===== Provided entries =====

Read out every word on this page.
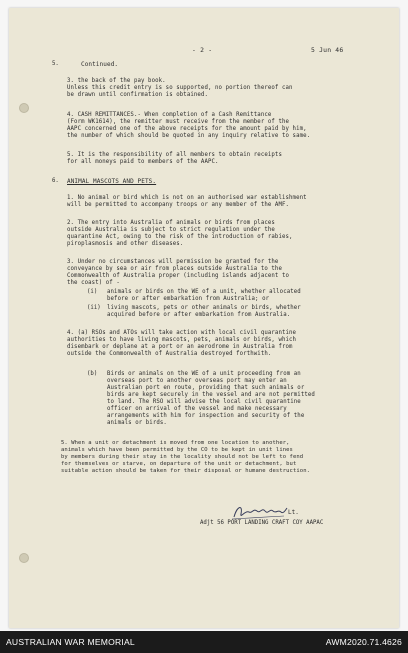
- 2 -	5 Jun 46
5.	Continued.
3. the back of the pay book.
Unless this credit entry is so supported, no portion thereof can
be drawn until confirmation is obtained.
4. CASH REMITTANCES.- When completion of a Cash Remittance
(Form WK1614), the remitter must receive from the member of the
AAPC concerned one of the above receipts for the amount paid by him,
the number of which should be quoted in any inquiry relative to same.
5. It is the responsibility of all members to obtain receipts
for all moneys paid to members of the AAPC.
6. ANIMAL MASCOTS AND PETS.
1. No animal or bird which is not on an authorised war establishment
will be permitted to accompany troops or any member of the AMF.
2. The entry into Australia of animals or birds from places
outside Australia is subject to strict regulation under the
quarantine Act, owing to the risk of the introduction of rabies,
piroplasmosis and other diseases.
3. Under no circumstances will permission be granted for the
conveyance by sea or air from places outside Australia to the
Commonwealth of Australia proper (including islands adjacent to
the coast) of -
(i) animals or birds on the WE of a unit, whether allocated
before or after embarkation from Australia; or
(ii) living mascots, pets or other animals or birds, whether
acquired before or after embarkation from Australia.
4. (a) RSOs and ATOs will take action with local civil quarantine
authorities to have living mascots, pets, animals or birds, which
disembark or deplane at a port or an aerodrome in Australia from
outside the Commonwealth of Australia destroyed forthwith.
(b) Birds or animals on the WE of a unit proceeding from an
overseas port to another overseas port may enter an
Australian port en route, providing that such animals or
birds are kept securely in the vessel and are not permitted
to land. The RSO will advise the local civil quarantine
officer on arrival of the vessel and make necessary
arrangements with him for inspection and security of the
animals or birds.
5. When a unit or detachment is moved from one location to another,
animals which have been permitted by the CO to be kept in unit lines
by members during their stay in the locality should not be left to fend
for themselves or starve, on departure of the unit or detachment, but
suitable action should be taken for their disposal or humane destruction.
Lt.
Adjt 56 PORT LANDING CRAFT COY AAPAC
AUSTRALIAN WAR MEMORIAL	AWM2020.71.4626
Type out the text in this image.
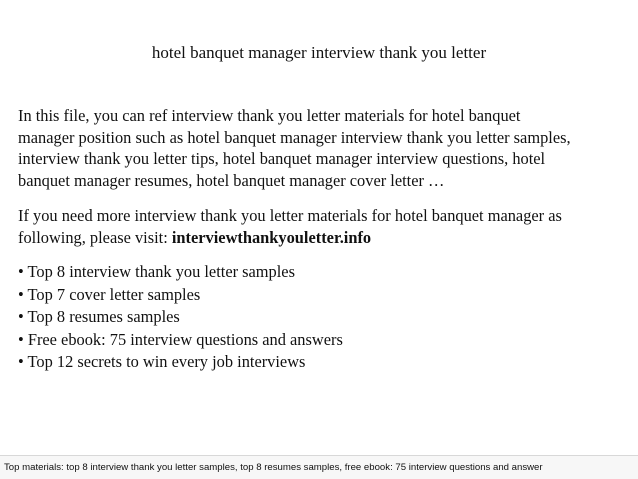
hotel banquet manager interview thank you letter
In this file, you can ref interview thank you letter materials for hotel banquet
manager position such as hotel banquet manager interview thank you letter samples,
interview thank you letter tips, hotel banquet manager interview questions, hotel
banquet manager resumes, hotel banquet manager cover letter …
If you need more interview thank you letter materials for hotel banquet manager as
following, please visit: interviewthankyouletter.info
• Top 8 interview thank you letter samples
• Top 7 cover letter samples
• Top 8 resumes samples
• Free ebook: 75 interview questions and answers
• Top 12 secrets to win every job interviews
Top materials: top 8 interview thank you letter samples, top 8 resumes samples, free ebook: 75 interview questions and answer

=====
===== Provided entries =====

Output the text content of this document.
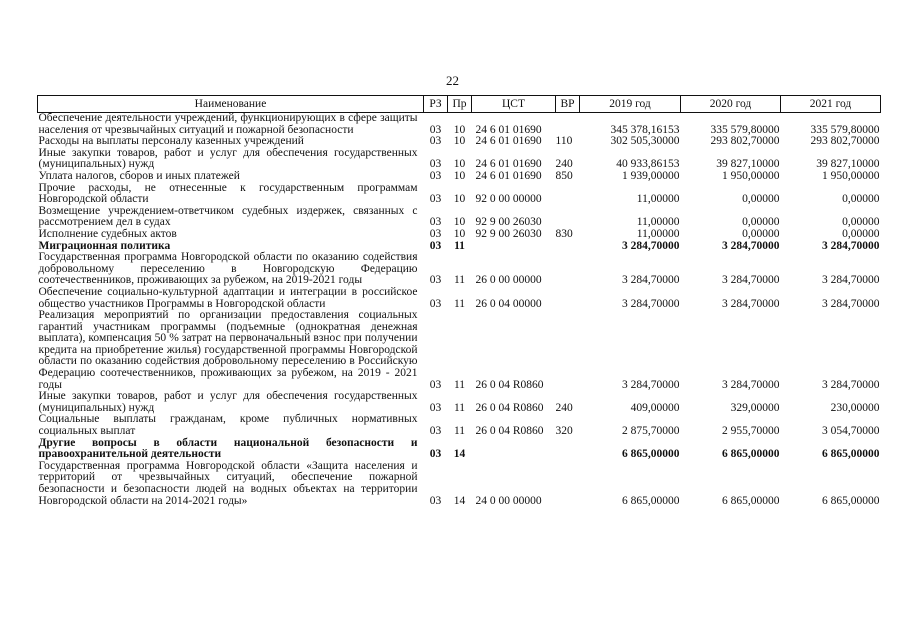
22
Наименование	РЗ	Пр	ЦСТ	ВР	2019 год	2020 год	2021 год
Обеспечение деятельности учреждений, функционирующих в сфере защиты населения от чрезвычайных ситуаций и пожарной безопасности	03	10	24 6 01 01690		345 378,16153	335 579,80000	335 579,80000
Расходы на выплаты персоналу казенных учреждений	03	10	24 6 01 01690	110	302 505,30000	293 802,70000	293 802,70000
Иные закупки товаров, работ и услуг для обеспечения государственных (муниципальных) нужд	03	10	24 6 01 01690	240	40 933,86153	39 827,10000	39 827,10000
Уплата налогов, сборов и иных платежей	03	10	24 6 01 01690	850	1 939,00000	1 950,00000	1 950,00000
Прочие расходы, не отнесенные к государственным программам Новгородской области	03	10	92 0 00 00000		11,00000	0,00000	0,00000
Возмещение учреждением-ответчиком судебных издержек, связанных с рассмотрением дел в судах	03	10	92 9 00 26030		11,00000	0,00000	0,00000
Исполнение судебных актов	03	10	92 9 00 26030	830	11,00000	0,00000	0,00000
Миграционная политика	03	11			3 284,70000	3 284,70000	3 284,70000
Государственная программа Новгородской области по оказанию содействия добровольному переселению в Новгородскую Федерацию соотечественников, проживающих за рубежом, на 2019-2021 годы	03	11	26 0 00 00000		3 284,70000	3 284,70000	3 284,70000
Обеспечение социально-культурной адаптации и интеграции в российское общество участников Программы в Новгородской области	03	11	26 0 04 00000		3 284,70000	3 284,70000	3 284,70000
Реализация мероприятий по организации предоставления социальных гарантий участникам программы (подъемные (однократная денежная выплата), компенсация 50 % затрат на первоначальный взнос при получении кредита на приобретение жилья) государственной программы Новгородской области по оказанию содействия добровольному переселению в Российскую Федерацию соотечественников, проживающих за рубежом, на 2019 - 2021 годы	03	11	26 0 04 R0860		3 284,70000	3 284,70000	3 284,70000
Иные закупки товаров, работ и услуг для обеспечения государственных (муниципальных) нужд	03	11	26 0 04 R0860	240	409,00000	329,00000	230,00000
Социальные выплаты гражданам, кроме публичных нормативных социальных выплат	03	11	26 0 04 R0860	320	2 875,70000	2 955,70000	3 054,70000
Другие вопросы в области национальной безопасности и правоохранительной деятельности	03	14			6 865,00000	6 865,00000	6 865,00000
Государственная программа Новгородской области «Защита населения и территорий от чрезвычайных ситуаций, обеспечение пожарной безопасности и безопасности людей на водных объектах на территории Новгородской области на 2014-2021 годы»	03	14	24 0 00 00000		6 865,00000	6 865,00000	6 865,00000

=====
===== Provided entries =====

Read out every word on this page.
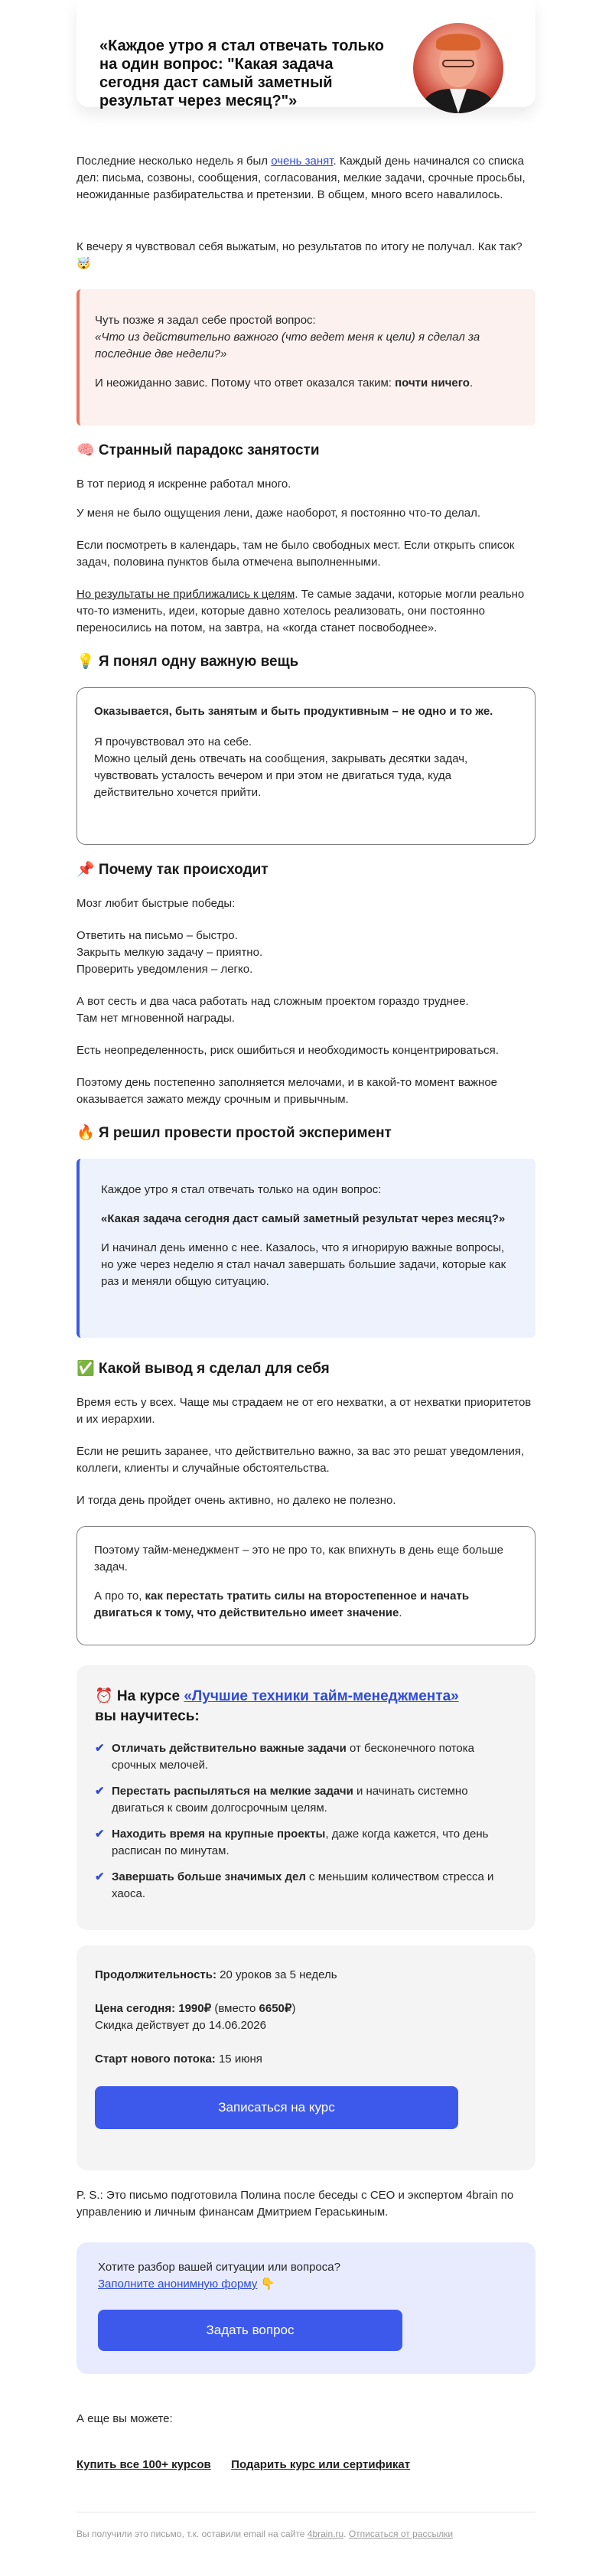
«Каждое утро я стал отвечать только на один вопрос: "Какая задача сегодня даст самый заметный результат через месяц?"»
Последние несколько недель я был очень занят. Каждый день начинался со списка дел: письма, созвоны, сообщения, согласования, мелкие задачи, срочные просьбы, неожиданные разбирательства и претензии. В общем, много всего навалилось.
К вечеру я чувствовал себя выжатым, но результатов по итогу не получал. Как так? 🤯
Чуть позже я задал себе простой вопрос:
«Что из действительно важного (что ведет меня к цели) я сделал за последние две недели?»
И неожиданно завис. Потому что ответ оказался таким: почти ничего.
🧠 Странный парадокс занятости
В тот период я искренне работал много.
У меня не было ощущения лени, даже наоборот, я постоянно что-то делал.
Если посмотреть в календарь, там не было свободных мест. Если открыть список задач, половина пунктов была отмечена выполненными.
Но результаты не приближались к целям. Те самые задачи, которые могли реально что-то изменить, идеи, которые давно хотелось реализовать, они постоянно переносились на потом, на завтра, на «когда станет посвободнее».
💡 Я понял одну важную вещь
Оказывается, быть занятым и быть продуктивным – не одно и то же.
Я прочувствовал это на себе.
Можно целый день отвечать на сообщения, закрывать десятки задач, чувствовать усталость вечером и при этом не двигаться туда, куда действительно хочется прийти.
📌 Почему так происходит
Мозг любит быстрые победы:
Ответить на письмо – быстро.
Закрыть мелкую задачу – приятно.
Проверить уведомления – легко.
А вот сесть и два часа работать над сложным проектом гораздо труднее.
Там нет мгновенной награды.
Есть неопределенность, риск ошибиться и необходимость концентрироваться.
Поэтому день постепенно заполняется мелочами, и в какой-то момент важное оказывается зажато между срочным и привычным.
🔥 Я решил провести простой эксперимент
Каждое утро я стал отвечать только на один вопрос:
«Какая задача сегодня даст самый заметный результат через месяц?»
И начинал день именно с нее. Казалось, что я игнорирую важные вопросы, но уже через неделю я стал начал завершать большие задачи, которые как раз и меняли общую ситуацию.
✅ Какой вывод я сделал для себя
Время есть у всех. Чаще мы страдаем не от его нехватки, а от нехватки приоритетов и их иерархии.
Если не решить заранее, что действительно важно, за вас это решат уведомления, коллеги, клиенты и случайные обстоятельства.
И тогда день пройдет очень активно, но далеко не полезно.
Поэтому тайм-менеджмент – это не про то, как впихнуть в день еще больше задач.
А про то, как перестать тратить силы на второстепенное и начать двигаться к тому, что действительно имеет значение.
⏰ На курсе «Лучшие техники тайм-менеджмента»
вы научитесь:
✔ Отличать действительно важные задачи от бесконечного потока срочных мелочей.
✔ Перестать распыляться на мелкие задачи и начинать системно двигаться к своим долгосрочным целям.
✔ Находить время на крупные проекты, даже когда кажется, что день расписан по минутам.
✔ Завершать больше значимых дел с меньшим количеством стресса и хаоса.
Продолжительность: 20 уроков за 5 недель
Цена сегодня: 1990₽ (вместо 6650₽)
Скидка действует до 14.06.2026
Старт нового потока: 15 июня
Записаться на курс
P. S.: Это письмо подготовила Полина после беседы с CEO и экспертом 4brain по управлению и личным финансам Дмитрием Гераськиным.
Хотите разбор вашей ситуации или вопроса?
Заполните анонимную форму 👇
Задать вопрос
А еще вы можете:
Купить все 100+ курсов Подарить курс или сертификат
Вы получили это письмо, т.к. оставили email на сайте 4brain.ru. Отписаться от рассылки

=====

> _Exercise brief_
In the listing, find all lines with the string "should" and copy them.

> _Full response_
the number of which should be quoted in any inquiry relative to same.
by members during their stay in the locality should not be left to fend
suitable action should be taken for their disposal or humane destruction.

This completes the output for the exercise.